> [Set task] Please output every line of the material as it stands, without the pictures.

> [Records provided]
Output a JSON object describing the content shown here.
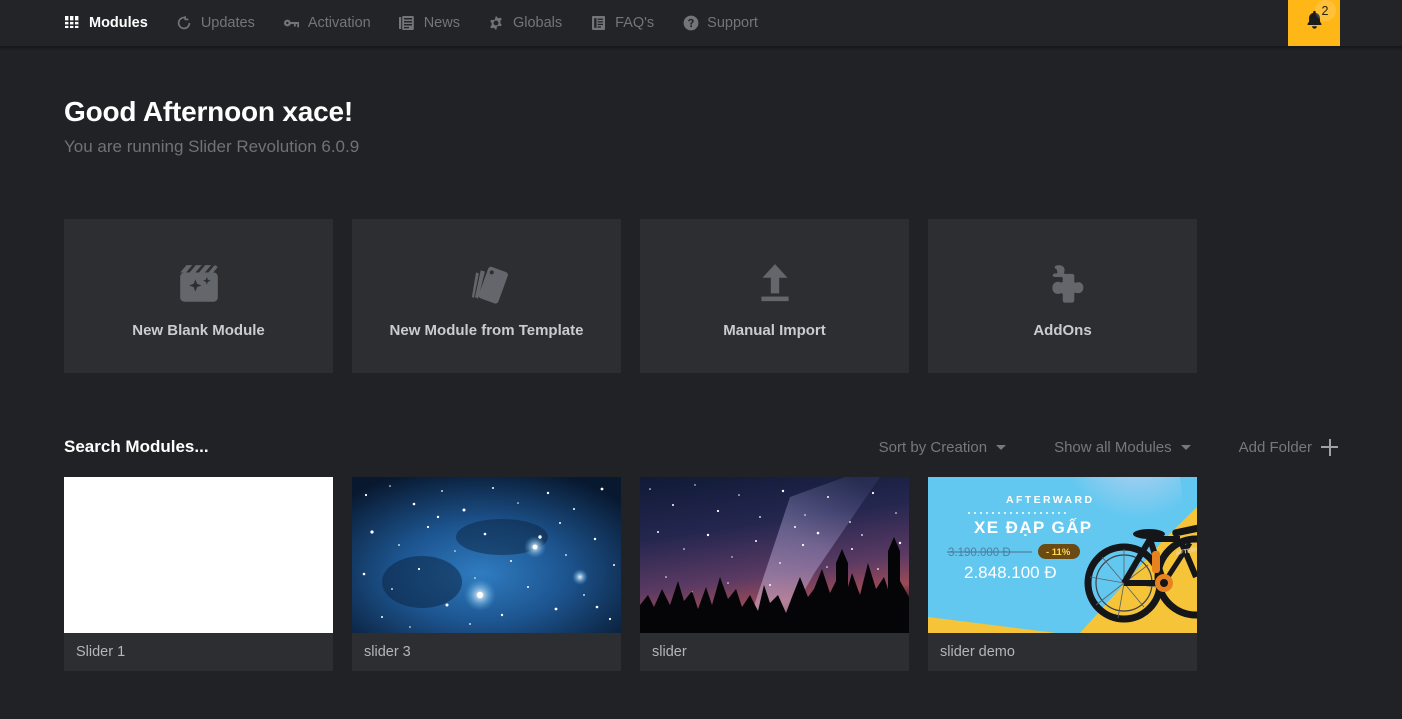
{
  "topbar": {
    "nav": [
      {
        "label": "Modules",
        "icon": "grid-icon",
        "active": true
      },
      {
        "label": "Updates",
        "icon": "refresh-icon",
        "active": false
      },
      {
        "label": "Activation",
        "icon": "key-icon",
        "active": false
      },
      {
        "label": "News",
        "icon": "newspaper-icon",
        "active": false
      },
      {
        "label": "Globals",
        "icon": "gear-icon",
        "active": false
      },
      {
        "label": "FAQ's",
        "icon": "book-icon",
        "active": false
      },
      {
        "label": "Support",
        "icon": "question-icon",
        "active": false
      }
    ],
    "notification": {
      "icon": "bell-icon",
      "count": "2",
      "background": "#ffb617"
    }
  },
  "greeting": {
    "title": "Good Afternoon xace!",
    "subtitle": "You are running Slider Revolution 6.0.9"
  },
  "action_cards": [
    {
      "label": "New Blank Module",
      "icon": "clapperboard-sparkle-icon"
    },
    {
      "label": "New Module from Template",
      "icon": "template-tag-icon"
    },
    {
      "label": "Manual Import",
      "icon": "upload-icon"
    },
    {
      "label": "AddOns",
      "icon": "puzzle-piece-icon"
    }
  ],
  "toolbar": {
    "search_placeholder": "Search Modules...",
    "search_value": "",
    "sort_label": "Sort by Creation",
    "filter_label": "Show all Modules",
    "add_folder_label": "Add Folder"
  },
  "modules": [
    {
      "name": "Slider 1",
      "thumb": "white-blank"
    },
    {
      "name": "slider 3",
      "thumb": "blue-starfield"
    },
    {
      "name": "slider",
      "thumb": "milky-way-pines"
    },
    {
      "name": "slider demo",
      "thumb": "bicycle-ad"
    }
  ],
  "bicycle_ad": {
    "brand": "AFTERWARD",
    "headline": "XE ĐẠP GẤP",
    "old_price": "3.190.000 Đ",
    "discount": "- 11%",
    "new_price": "2.848.100 Đ",
    "bike_label": "AFTERWARD",
    "colors": {
      "sky": "#63c8f0",
      "yellow": "#f5c438",
      "badge": "#6b4a13"
    }
  },
  "colors": {
    "page_background": "#212225",
    "topbar_background": "#232427",
    "card_background": "#2c2e31",
    "accent": "#ffb617",
    "muted_text": "#75787d"
  }
}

> [Result of the task]
Output a JSON object describing the content shown here.
{
  "topbar": {
    "nav": [
      {
        "label": "Modules",
        "icon": "grid-icon",
        "active": true
      },
      {
        "label": "Updates",
        "icon": "refresh-icon",
        "active": false
      },
      {
        "label": "Activation",
        "icon": "key-icon",
        "active": false
      },
      {
        "label": "News",
        "icon": "newspaper-icon",
        "active": false
      },
      {
        "label": "Globals",
        "icon": "gear-icon",
        "active": false
      },
      {
        "label": "FAQ's",
        "icon": "book-icon",
        "active": false
      },
      {
        "label": "Support",
        "icon": "question-icon",
        "active": false
      }
    ],
    "notification": {
      "icon": "bell-icon",
      "count": "2",
      "background": "#ffb617"
    }
  },
  "greeting": {
    "title": "Good Afternoon xace!",
    "subtitle": "You are running Slider Revolution 6.0.9"
  },
  "action_cards": [
    {
      "label": "New Blank Module",
      "icon": "clapperboard-sparkle-icon"
    },
    {
      "label": "New Module from Template",
      "icon": "template-tag-icon"
    },
    {
      "label": "Manual Import",
      "icon": "upload-icon"
    },
    {
      "label": "AddOns",
      "icon": "puzzle-piece-icon"
    }
  ],
  "toolbar": {
    "search_placeholder": "Search Modules...",
    "search_value": "",
    "sort_label": "Sort by Creation",
    "filter_label": "Show all Modules",
    "add_folder_label": "Add Folder"
  },
  "modules": [
    {
      "name": "Slider 1",
      "thumb": "white-blank"
    },
    {
      "name": "slider 3",
      "thumb": "blue-starfield"
    },
    {
      "name": "slider",
      "thumb": "milky-way-pines"
    },
    {
      "name": "slider demo",
      "thumb": "bicycle-ad"
    }
  ],
  "bicycle_ad": {
    "brand": "AFTERWARD",
    "headline": "XE ĐẠP GẤP",
    "old_price": "3.190.000 Đ",
    "discount": "- 11%",
    "new_price": "2.848.100 Đ",
    "bike_label": "AFTERWARD",
    "colors": {
      "sky": "#63c8f0",
      "yellow": "#f5c438",
      "badge": "#6b4a13"
    }
  },
  "colors": {
    "page_background": "#212225",
    "topbar_background": "#232427",
    "card_background": "#2c2e31",
    "accent": "#ffb617",
    "muted_text": "#75787d"
  }
}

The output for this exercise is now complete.